Entries shown:
————
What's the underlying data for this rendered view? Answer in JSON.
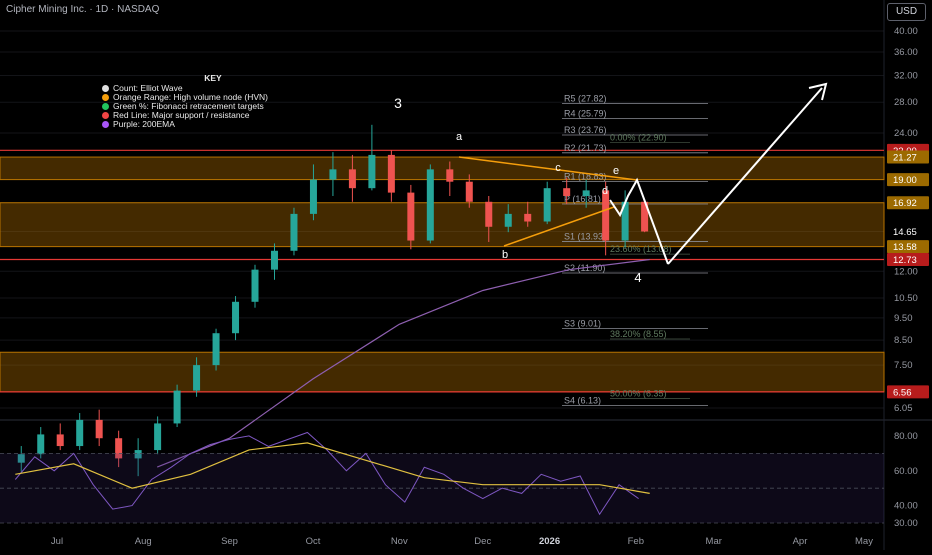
{
  "header": {
    "title": "Cipher Mining Inc. · 1D · NASDAQ",
    "currency": "USD"
  },
  "key": {
    "title": "KEY",
    "items": [
      {
        "label": "Count: Elliot Wave",
        "color": "#e0e0e0"
      },
      {
        "label": "Orange Range: High volume node (HVN)",
        "color": "#f59e0b"
      },
      {
        "label": "Green %: Fibonacci retracement targets",
        "color": "#22c55e"
      },
      {
        "label": "Red Line: Major support / resistance",
        "color": "#ef4444"
      },
      {
        "label": "Purple: 200EMA",
        "color": "#a855f7"
      }
    ]
  },
  "chart_data": [
    {
      "type": "candlestick",
      "y_scale": "log",
      "price_axis_ticks": [
        40.0,
        36.0,
        32.0,
        28.0,
        24.0,
        19.0,
        16.92,
        14.65,
        12.0,
        10.5,
        9.5,
        8.5,
        7.5,
        6.05
      ],
      "price_badges": [
        {
          "value": "22.00",
          "bg": "#b71c1c"
        },
        {
          "value": "21.27",
          "bg": "#9c6a00"
        },
        {
          "value": "19.00",
          "bg": "#9c6a00"
        },
        {
          "value": "16.92",
          "bg": "#9c6a00"
        },
        {
          "value": "14.65",
          "bg": "#000000"
        },
        {
          "value": "13.58",
          "bg": "#9c6a00"
        },
        {
          "value": "12.73",
          "bg": "#b71c1c"
        },
        {
          "value": "6.56",
          "bg": "#b71c1c"
        }
      ],
      "x_axis_labels": [
        "Jul",
        "Aug",
        "Sep",
        "Oct",
        "Nov",
        "Dec",
        "2026",
        "Feb",
        "Mar",
        "Apr",
        "May"
      ],
      "hvn_zones": [
        [
          19.0,
          21.27
        ],
        [
          13.58,
          16.92
        ],
        [
          6.56,
          8.0
        ]
      ],
      "support_resistance_lines": [
        22.0,
        12.73,
        6.56
      ],
      "pivot_levels": [
        {
          "label": "R5 (27.82)",
          "value": 27.82
        },
        {
          "label": "R4 (25.79)",
          "value": 25.79
        },
        {
          "label": "R3 (23.76)",
          "value": 23.76
        },
        {
          "label": "R2 (21.73)",
          "value": 21.73
        },
        {
          "label": "R1 (18.83)",
          "value": 18.83
        },
        {
          "label": "P (16.81)",
          "value": 16.81
        },
        {
          "label": "S1 (13.93)",
          "value": 13.93
        },
        {
          "label": "S2 (11.90)",
          "value": 11.9
        },
        {
          "label": "S3 (9.01)",
          "value": 9.01
        },
        {
          "label": "S4 (6.13)",
          "value": 6.13
        }
      ],
      "fib_levels": [
        {
          "label": "0.00% (22.90)",
          "value": 22.9
        },
        {
          "label": "23.60% (13.08)",
          "value": 13.08
        },
        {
          "label": "38.20% (8.55)",
          "value": 8.55
        },
        {
          "label": "50.00% (6.35)",
          "value": 6.35
        }
      ],
      "wave_labels": [
        "3",
        "a",
        "b",
        "c",
        "d",
        "e",
        "4"
      ],
      "ohlc": [
        {
          "date": "2025-06-30",
          "o": 4.6,
          "h": 5.0,
          "l": 4.4,
          "c": 4.8
        },
        {
          "date": "2025-07-07",
          "o": 4.8,
          "h": 5.5,
          "l": 4.7,
          "c": 5.3
        },
        {
          "date": "2025-07-14",
          "o": 5.3,
          "h": 5.6,
          "l": 4.9,
          "c": 5.0
        },
        {
          "date": "2025-07-21",
          "o": 5.0,
          "h": 5.9,
          "l": 4.9,
          "c": 5.7
        },
        {
          "date": "2025-07-28",
          "o": 5.7,
          "h": 6.0,
          "l": 5.0,
          "c": 5.2
        },
        {
          "date": "2025-08-04",
          "o": 5.2,
          "h": 5.4,
          "l": 4.5,
          "c": 4.7
        },
        {
          "date": "2025-08-11",
          "o": 4.7,
          "h": 5.2,
          "l": 4.3,
          "c": 4.9
        },
        {
          "date": "2025-08-18",
          "o": 4.9,
          "h": 5.8,
          "l": 4.8,
          "c": 5.6
        },
        {
          "date": "2025-08-25",
          "o": 5.6,
          "h": 6.8,
          "l": 5.5,
          "c": 6.6
        },
        {
          "date": "2025-09-01",
          "o": 6.6,
          "h": 7.8,
          "l": 6.4,
          "c": 7.5
        },
        {
          "date": "2025-09-08",
          "o": 7.5,
          "h": 9.0,
          "l": 7.3,
          "c": 8.8
        },
        {
          "date": "2025-09-15",
          "o": 8.8,
          "h": 10.6,
          "l": 8.5,
          "c": 10.3
        },
        {
          "date": "2025-09-22",
          "o": 10.3,
          "h": 12.4,
          "l": 10.0,
          "c": 12.1
        },
        {
          "date": "2025-09-29",
          "o": 12.1,
          "h": 13.8,
          "l": 11.5,
          "c": 13.3
        },
        {
          "date": "2025-10-06",
          "o": 13.3,
          "h": 16.5,
          "l": 13.0,
          "c": 16.0
        },
        {
          "date": "2025-10-13",
          "o": 16.0,
          "h": 20.5,
          "l": 15.5,
          "c": 19.0
        },
        {
          "date": "2025-10-20",
          "o": 19.0,
          "h": 21.8,
          "l": 17.5,
          "c": 20.0
        },
        {
          "date": "2025-10-27",
          "o": 20.0,
          "h": 21.5,
          "l": 17.0,
          "c": 18.2
        },
        {
          "date": "2025-11-03",
          "o": 18.2,
          "h": 25.0,
          "l": 18.0,
          "c": 21.5
        },
        {
          "date": "2025-11-10",
          "o": 21.5,
          "h": 22.0,
          "l": 17.0,
          "c": 17.8
        },
        {
          "date": "2025-11-17",
          "o": 17.8,
          "h": 18.5,
          "l": 13.4,
          "c": 14.0
        },
        {
          "date": "2025-11-24",
          "o": 14.0,
          "h": 20.5,
          "l": 13.8,
          "c": 20.0
        },
        {
          "date": "2025-12-01",
          "o": 20.0,
          "h": 20.8,
          "l": 17.5,
          "c": 18.8
        },
        {
          "date": "2025-12-08",
          "o": 18.8,
          "h": 19.5,
          "l": 16.5,
          "c": 17.0
        },
        {
          "date": "2025-12-15",
          "o": 17.0,
          "h": 17.5,
          "l": 13.9,
          "c": 15.0
        },
        {
          "date": "2025-12-22",
          "o": 15.0,
          "h": 16.8,
          "l": 14.6,
          "c": 16.0
        },
        {
          "date": "2025-12-29",
          "o": 16.0,
          "h": 17.0,
          "l": 15.0,
          "c": 15.4
        },
        {
          "date": "2026-01-05",
          "o": 15.4,
          "h": 18.8,
          "l": 15.2,
          "c": 18.2
        },
        {
          "date": "2026-01-12",
          "o": 18.2,
          "h": 19.2,
          "l": 16.8,
          "c": 17.5
        },
        {
          "date": "2026-01-19",
          "o": 17.5,
          "h": 19.0,
          "l": 16.5,
          "c": 18.0
        },
        {
          "date": "2026-01-26",
          "o": 18.0,
          "h": 18.8,
          "l": 13.0,
          "c": 14.0
        },
        {
          "date": "2026-02-02",
          "o": 14.0,
          "h": 18.0,
          "l": 13.5,
          "c": 17.0
        },
        {
          "date": "2026-02-09",
          "o": 17.0,
          "h": 17.2,
          "l": 14.6,
          "c": 14.65
        }
      ],
      "ema200": [
        {
          "date": "2025-08-20",
          "value": 4.5
        },
        {
          "date": "2025-09-15",
          "value": 5.2
        },
        {
          "date": "2025-10-15",
          "value": 7.0
        },
        {
          "date": "2025-11-15",
          "value": 9.2
        },
        {
          "date": "2025-12-15",
          "value": 10.9
        },
        {
          "date": "2026-01-15",
          "value": 12.1
        },
        {
          "date": "2026-02-13",
          "value": 12.73
        }
      ]
    },
    {
      "type": "line",
      "indicator": "oscillator",
      "y_ticks": [
        80.0,
        60.0,
        40.0,
        30.0
      ],
      "ylim": [
        26,
        88
      ],
      "series": [
        {
          "values": [
            {
              "date": "2025-06-30",
              "value": 55
            },
            {
              "date": "2025-07-07",
              "value": 68
            },
            {
              "date": "2025-07-14",
              "value": 60
            },
            {
              "date": "2025-07-21",
              "value": 70
            },
            {
              "date": "2025-07-28",
              "value": 52
            },
            {
              "date": "2025-08-04",
              "value": 38
            },
            {
              "date": "2025-08-11",
              "value": 40
            },
            {
              "date": "2025-08-18",
              "value": 55
            },
            {
              "date": "2025-08-25",
              "value": 62
            },
            {
              "date": "2025-09-01",
              "value": 70
            },
            {
              "date": "2025-09-08",
              "value": 75
            },
            {
              "date": "2025-09-15",
              "value": 78
            },
            {
              "date": "2025-09-22",
              "value": 80
            },
            {
              "date": "2025-09-29",
              "value": 74
            },
            {
              "date": "2025-10-06",
              "value": 78
            },
            {
              "date": "2025-10-13",
              "value": 82
            },
            {
              "date": "2025-10-20",
              "value": 72
            },
            {
              "date": "2025-10-27",
              "value": 60
            },
            {
              "date": "2025-11-03",
              "value": 70
            },
            {
              "date": "2025-11-10",
              "value": 52
            },
            {
              "date": "2025-11-17",
              "value": 42
            },
            {
              "date": "2025-11-24",
              "value": 62
            },
            {
              "date": "2025-12-01",
              "value": 58
            },
            {
              "date": "2025-12-08",
              "value": 50
            },
            {
              "date": "2025-12-15",
              "value": 44
            },
            {
              "date": "2025-12-22",
              "value": 50
            },
            {
              "date": "2025-12-29",
              "value": 47
            },
            {
              "date": "2026-01-05",
              "value": 58
            },
            {
              "date": "2026-01-12",
              "value": 54
            },
            {
              "date": "2026-01-19",
              "value": 57
            },
            {
              "date": "2026-01-26",
              "value": 35
            },
            {
              "date": "2026-02-02",
              "value": 52
            },
            {
              "date": "2026-02-09",
              "value": 44
            }
          ]
        },
        {
          "values": [
            {
              "date": "2025-06-30",
              "value": 58
            },
            {
              "date": "2025-07-21",
              "value": 64
            },
            {
              "date": "2025-08-11",
              "value": 50
            },
            {
              "date": "2025-09-01",
              "value": 58
            },
            {
              "date": "2025-09-22",
              "value": 72
            },
            {
              "date": "2025-10-13",
              "value": 76
            },
            {
              "date": "2025-11-03",
              "value": 66
            },
            {
              "date": "2025-11-24",
              "value": 56
            },
            {
              "date": "2025-12-15",
              "value": 52
            },
            {
              "date": "2026-01-05",
              "value": 52
            },
            {
              "date": "2026-01-26",
              "value": 52
            },
            {
              "date": "2026-02-13",
              "value": 47
            }
          ]
        }
      ]
    }
  ]
}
————
Exercise instructions: Where a line above includes "color", copy that line.

Reply to the task:
        "color": "#e0e0e0"
        "color": "#f59e0b"
        "color": "#22c55e"
        "color": "#ef4444"
        "color": "#a855f7"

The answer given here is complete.